▸ **TO DO**
Collect each line holding the string "Если".

▸ **EXTRACTED INFORMATION**
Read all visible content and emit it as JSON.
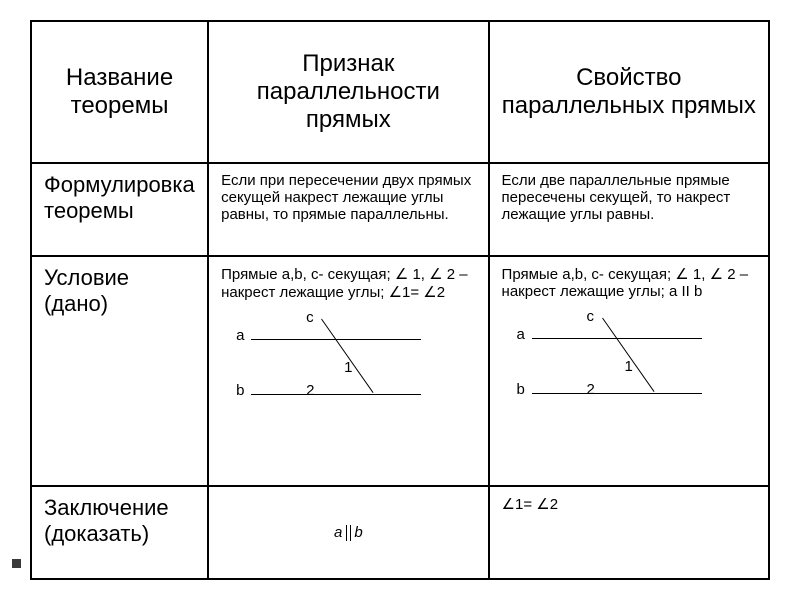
{
  "table": {
    "headers": {
      "col1": "Название теоремы",
      "col2": "Признак параллельности прямых",
      "col3": "Свойство параллельных прямых"
    },
    "rows": {
      "formulation": {
        "label": "Формулировка теоремы",
        "col2": "Если при пересечении двух прямых секущей накрест лежащие углы равны, то прямые параллельны.",
        "col3": "Если две параллельные прямые пересечены секущей, то накрест лежащие углы равны."
      },
      "condition": {
        "label": "Условие (дано)",
        "col2_text": "Прямые a,b, c- секущая; ∠ 1, ∠ 2 –накрест лежащие углы; ∠1= ∠2",
        "col3_text": "Прямые a,b, c- секущая; ∠ 1, ∠ 2 –накрест лежащие углы; a II b",
        "diagram": {
          "label_a": "a",
          "label_b": "b",
          "label_c": "c",
          "label_1": "1",
          "label_2": "2"
        }
      },
      "conclusion": {
        "label": "Заключение (доказать)",
        "col2_formula_a": "a",
        "col2_formula_b": "b",
        "col3": "∠1= ∠2"
      }
    },
    "styling": {
      "border_color": "#000000",
      "border_width": 2,
      "background_color": "#ffffff",
      "header_fontsize": 24,
      "rowlabel_fontsize": 22,
      "content_fontsize": 15,
      "font_family": "Arial"
    }
  }
}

▸ **RESULT**
        "col2": "Если при пересечении двух прямых секущей накрест лежащие углы равны, то прямые параллельны.",
        "col3": "Если две параллельные прямые пересечены секущей, то накрест лежащие углы равны."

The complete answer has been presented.